--- Begin Data in this exercise ---

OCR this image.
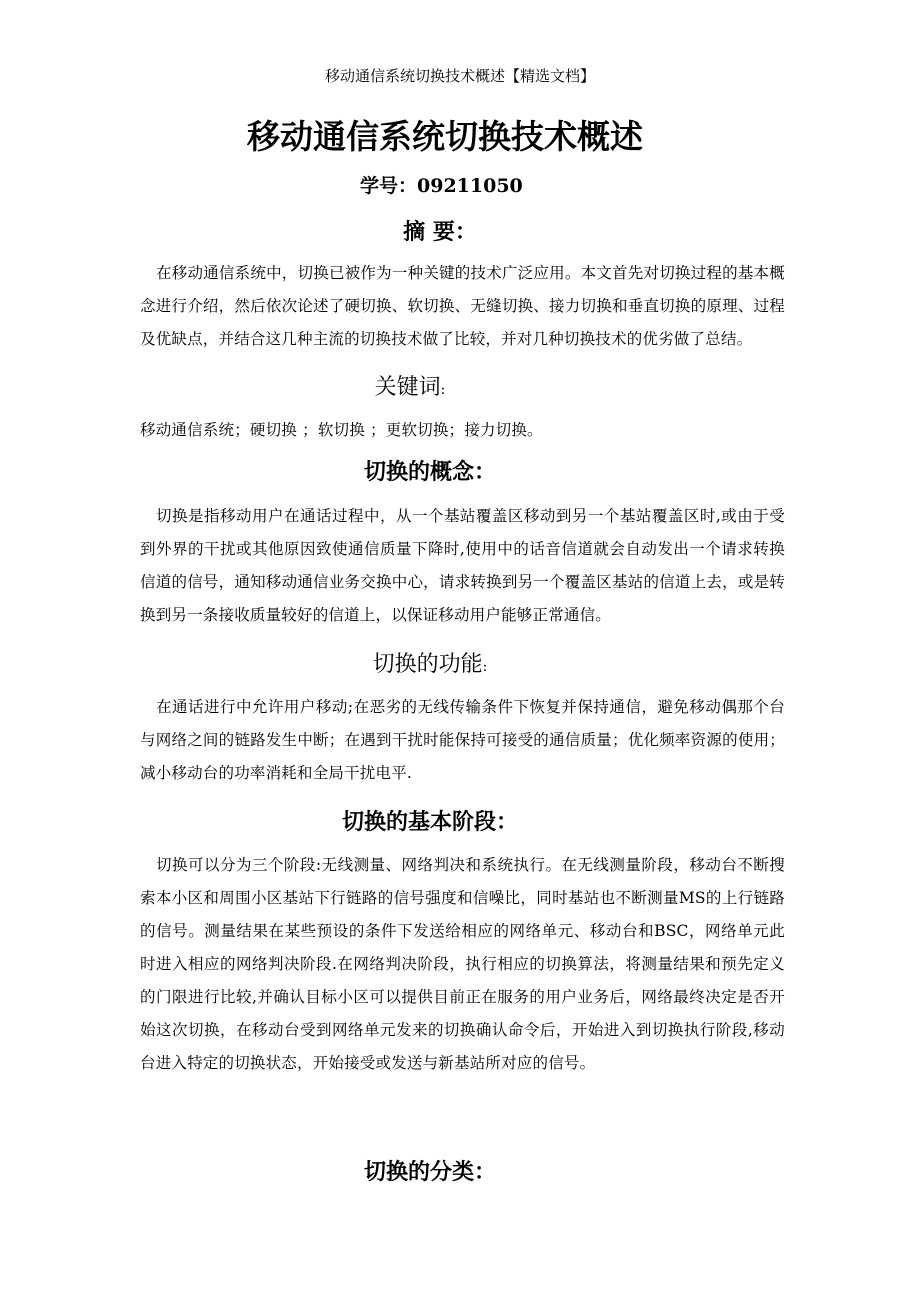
移动通信系统切换技术概述【精选文档】
移动通信系统切换技术概述
学号：09211050
摘 要：
在移动通信系统中，切换已被作为一种关键的技术广泛应用。本文首先对切换过程的基本概念进行介绍，然后依次论述了硬切换、软切换、无缝切换、接力切换和垂直切换的原理、过程及优缺点，并结合这几种主流的切换技术做了比较，并对几种切换技术的优劣做了总结。
关键词:
移动通信系统；硬切换 ；软切换 ；更软切换；接力切换。
切换的概念：
切换是指移动用户在通话过程中，从一个基站覆盖区移动到另一个基站覆盖区时,或由于受到外界的干扰或其他原因致使通信质量下降时,使用中的话音信道就会自动发出一个请求转换信道的信号，通知移动通信业务交换中心，请求转换到另一个覆盖区基站的信道上去，或是转换到另一条接收质量较好的信道上，以保证移动用户能够正常通信。
切换的功能:
在通话进行中允许用户移动;在恶劣的无线传输条件下恢复并保持通信，避免移动偶那个台与网络之间的链路发生中断；在遇到干扰时能保持可接受的通信质量；优化频率资源的使用；减小移动台的功率消耗和全局干扰电平.
切换的基本阶段：
切换可以分为三个阶段:无线测量、网络判决和系统执行。在无线测量阶段，移动台不断搜索本小区和周围小区基站下行链路的信号强度和信噪比，同时基站也不断测量MS的上行链路的信号。测量结果在某些预设的条件下发送给相应的网络单元、移动台和BSC，网络单元此时进入相应的网络判决阶段.在网络判决阶段，执行相应的切换算法，将测量结果和预先定义的门限进行比较,并确认目标小区可以提供目前正在服务的用户业务后，网络最终决定是否开始这次切换，在移动台受到网络单元发来的切换确认命令后，开始进入到切换执行阶段,移动台进入特定的切换状态，开始接受或发送与新基站所对应的信号。
切换的分类：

--- End Data in this exercise ---

▶ To be done:
Exactly reproduce each record, leaving out any pictures.

▶ Written response:
OCR this image.
移动通信系统切换技术概述【精选文档】
移动通信系统切换技术概述
学号：09211050
摘 要：
在移动通信系统中，切换已被作为一种关键的技术广泛应用。本文首先对切换过程的基本概念进行介绍，然后依次论述了硬切换、软切换、无缝切换、接力切换和垂直切换的原理、过程及优缺点，并结合这几种主流的切换技术做了比较，并对几种切换技术的优劣做了总结。
关键词:
移动通信系统；硬切换 ；软切换 ；更软切换；接力切换。
切换的概念：
切换是指移动用户在通话过程中，从一个基站覆盖区移动到另一个基站覆盖区时,或由于受到外界的干扰或其他原因致使通信质量下降时,使用中的话音信道就会自动发出一个请求转换信道的信号，通知移动通信业务交换中心，请求转换到另一个覆盖区基站的信道上去，或是转换到另一条接收质量较好的信道上，以保证移动用户能够正常通信。
切换的功能:
在通话进行中允许用户移动;在恶劣的无线传输条件下恢复并保持通信，避免移动偶那个台与网络之间的链路发生中断；在遇到干扰时能保持可接受的通信质量；优化频率资源的使用；减小移动台的功率消耗和全局干扰电平.
切换的基本阶段：
切换可以分为三个阶段:无线测量、网络判决和系统执行。在无线测量阶段，移动台不断搜索本小区和周围小区基站下行链路的信号强度和信噪比，同时基站也不断测量MS的上行链路的信号。测量结果在某些预设的条件下发送给相应的网络单元、移动台和BSC，网络单元此时进入相应的网络判决阶段.在网络判决阶段，执行相应的切换算法，将测量结果和预先定义的门限进行比较,并确认目标小区可以提供目前正在服务的用户业务后，网络最终决定是否开始这次切换，在移动台受到网络单元发来的切换确认命令后，开始进入到切换执行阶段,移动台进入特定的切换状态，开始接受或发送与新基站所对应的信号。
切换的分类：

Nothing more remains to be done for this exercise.